- _Brief_: Identify and pull out each line of the entries in which "structured" occurs.

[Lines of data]
— BEGIN —

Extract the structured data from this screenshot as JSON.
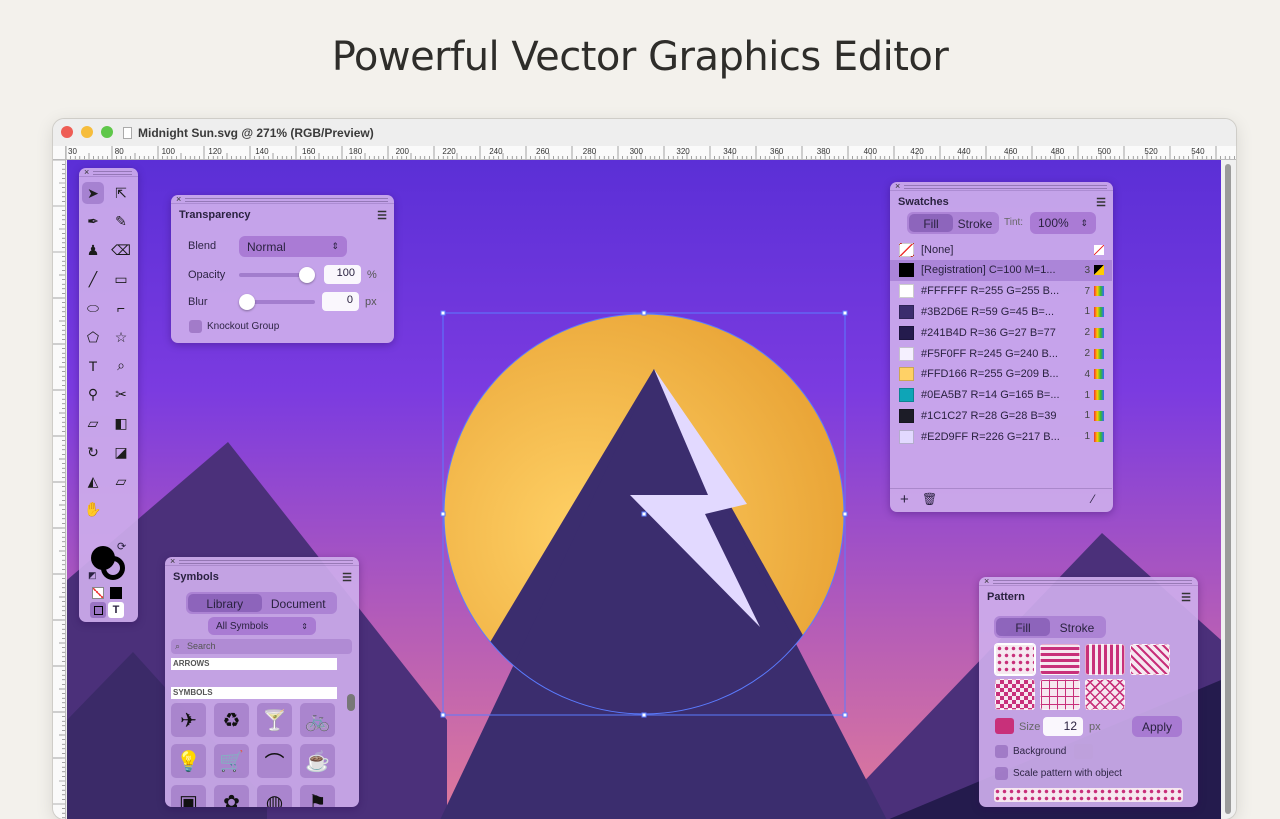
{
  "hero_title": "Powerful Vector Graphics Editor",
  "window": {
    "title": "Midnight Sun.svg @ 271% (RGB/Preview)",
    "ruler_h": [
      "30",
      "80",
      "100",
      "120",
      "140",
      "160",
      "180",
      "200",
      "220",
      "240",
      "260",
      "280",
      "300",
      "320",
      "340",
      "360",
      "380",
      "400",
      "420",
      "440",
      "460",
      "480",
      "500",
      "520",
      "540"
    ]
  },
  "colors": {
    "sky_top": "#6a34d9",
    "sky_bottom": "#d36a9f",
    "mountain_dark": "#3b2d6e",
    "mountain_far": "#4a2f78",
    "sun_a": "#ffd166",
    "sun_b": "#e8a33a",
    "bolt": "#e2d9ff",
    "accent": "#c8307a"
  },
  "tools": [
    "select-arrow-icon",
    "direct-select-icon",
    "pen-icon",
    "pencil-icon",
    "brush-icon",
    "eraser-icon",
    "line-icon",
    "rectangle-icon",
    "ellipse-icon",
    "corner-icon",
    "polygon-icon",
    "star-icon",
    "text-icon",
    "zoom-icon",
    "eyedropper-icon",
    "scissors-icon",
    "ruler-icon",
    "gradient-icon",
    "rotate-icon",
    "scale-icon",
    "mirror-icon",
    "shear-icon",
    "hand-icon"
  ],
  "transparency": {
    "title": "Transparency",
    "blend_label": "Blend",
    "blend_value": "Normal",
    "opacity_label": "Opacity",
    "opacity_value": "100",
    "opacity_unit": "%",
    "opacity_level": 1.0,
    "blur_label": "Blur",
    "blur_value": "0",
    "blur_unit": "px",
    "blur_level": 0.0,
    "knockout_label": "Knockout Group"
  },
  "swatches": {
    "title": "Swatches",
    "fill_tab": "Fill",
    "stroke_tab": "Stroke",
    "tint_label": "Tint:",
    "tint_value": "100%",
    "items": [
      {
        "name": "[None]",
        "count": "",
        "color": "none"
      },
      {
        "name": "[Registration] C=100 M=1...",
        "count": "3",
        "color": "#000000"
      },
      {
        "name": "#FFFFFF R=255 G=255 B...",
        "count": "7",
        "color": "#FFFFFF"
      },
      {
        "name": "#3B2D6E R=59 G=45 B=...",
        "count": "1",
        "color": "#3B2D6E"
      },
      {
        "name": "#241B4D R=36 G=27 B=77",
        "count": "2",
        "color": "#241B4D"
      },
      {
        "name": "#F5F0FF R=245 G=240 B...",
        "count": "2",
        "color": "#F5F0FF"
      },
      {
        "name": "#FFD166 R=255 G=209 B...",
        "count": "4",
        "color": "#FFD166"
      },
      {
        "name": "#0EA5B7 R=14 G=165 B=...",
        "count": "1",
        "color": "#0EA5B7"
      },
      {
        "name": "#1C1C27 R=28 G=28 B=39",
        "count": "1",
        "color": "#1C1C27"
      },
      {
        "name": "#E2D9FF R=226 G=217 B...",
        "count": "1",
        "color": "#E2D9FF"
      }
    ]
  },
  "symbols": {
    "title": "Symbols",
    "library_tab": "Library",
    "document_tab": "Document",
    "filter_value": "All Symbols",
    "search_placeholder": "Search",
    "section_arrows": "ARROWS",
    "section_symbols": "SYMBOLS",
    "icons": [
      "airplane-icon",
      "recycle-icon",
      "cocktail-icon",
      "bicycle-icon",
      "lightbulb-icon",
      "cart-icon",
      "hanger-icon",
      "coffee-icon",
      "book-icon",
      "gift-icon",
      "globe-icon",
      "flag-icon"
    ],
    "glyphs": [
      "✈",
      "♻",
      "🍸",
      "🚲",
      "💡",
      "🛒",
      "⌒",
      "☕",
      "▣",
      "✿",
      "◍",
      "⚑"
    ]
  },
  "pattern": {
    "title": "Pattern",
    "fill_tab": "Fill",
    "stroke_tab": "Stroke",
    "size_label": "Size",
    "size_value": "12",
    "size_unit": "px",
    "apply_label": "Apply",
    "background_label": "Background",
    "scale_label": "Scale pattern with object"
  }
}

— END —
— BEGIN —

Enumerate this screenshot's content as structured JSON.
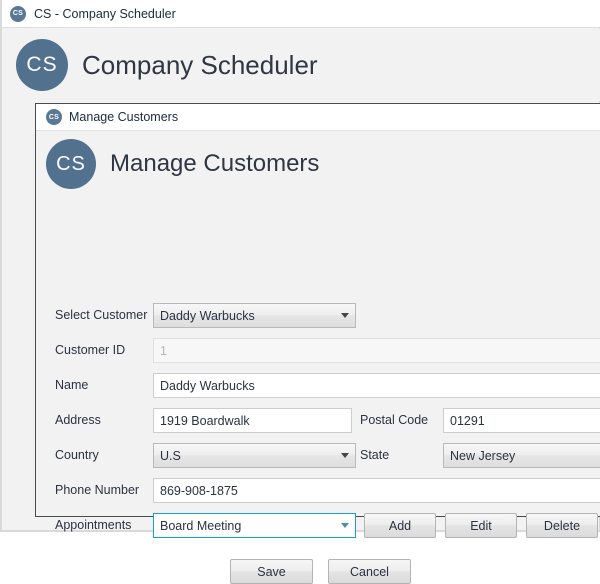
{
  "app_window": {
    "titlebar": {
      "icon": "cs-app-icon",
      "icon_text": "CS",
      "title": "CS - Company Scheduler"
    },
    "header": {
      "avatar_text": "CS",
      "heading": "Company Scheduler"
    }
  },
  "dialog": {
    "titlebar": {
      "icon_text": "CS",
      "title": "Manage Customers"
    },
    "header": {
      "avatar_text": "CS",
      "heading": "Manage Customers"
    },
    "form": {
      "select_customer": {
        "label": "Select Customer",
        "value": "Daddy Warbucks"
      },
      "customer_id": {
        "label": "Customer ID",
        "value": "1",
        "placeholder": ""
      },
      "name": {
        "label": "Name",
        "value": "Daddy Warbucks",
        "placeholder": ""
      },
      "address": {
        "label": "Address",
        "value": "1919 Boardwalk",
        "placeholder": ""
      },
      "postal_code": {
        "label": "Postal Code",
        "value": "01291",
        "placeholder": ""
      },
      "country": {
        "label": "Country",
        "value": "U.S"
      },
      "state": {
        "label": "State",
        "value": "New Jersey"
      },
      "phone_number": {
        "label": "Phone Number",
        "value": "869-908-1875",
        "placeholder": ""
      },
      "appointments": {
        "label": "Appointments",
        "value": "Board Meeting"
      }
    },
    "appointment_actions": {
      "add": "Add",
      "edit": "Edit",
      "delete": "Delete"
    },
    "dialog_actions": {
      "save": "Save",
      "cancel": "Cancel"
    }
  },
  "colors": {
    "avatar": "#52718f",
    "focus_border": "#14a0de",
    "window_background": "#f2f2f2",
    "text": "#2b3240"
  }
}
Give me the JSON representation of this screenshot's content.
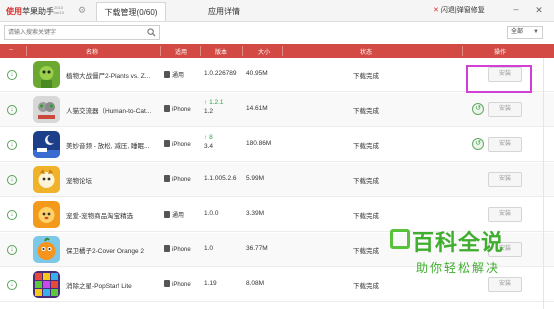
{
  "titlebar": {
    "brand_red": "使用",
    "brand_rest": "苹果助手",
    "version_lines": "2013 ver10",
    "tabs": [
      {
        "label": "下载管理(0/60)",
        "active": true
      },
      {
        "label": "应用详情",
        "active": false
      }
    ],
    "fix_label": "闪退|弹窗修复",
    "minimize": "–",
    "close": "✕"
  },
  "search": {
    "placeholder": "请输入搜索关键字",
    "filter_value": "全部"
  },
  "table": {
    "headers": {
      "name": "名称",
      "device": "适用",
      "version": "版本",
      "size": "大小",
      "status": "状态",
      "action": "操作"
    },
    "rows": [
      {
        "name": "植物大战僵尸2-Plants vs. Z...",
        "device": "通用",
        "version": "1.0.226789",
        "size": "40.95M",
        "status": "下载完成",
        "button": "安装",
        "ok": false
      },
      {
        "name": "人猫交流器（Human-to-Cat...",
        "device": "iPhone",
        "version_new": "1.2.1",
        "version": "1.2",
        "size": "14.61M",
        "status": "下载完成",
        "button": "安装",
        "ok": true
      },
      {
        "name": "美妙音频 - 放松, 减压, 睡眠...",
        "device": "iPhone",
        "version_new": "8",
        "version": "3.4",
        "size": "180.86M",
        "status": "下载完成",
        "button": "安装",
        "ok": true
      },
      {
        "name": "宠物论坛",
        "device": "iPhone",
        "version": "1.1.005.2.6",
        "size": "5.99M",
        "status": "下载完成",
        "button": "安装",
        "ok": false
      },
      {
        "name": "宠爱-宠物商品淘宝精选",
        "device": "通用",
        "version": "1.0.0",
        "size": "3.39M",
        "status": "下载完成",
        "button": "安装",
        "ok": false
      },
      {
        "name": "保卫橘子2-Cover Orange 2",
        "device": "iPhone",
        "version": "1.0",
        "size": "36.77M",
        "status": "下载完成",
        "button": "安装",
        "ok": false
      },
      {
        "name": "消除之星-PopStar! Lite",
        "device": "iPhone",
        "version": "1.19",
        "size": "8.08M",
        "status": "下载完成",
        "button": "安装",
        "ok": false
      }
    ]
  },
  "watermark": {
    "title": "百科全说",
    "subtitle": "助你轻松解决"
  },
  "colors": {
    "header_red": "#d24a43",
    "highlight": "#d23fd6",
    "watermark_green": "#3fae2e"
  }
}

— END —

- _Result for this exercise_:
Extract the structured data from this screenshot as JSON.
Enumerate this screenshot's content as structured JSON.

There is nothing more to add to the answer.